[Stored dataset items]
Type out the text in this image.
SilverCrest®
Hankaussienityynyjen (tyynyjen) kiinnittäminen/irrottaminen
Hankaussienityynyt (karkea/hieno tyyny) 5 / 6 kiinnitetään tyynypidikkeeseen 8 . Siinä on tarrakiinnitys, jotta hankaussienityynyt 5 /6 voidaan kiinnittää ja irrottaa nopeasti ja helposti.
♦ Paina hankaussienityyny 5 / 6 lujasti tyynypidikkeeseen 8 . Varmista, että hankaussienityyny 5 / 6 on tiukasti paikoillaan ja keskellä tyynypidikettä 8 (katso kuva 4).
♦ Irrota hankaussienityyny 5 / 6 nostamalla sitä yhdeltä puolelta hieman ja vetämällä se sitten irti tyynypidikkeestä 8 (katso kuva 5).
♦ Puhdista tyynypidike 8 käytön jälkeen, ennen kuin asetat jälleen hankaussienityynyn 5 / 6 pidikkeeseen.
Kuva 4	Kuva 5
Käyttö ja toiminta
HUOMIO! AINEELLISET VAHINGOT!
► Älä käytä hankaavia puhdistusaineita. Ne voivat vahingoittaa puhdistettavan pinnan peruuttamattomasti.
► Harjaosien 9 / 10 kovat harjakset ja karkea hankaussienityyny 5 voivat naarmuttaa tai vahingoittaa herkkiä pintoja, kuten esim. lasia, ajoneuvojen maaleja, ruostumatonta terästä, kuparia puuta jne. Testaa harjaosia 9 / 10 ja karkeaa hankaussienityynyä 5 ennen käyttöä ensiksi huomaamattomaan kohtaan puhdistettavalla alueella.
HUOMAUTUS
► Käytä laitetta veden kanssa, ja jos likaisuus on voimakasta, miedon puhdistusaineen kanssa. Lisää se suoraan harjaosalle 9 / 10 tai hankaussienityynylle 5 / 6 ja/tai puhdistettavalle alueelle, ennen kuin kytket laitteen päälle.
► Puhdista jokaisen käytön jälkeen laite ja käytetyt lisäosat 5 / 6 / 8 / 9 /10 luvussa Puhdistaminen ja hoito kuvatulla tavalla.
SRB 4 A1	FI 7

## GOAL
Lines that hold "jälkeen" are the ones to copy; find all of them.

## RESPONSE FOR THIS EXERCISE
♦ Puhdista tyynypidike 8 käytön jälkeen, ennen kuin asetat jälleen hankaussienityynyn 5 / 6 pidikkeeseen.
► Puhdista jokaisen käytön jälkeen laite ja käytetyt lisäosat 5 / 6 / 8 / 9 /10 luvussa Puhdistaminen ja hoito kuvatulla tavalla.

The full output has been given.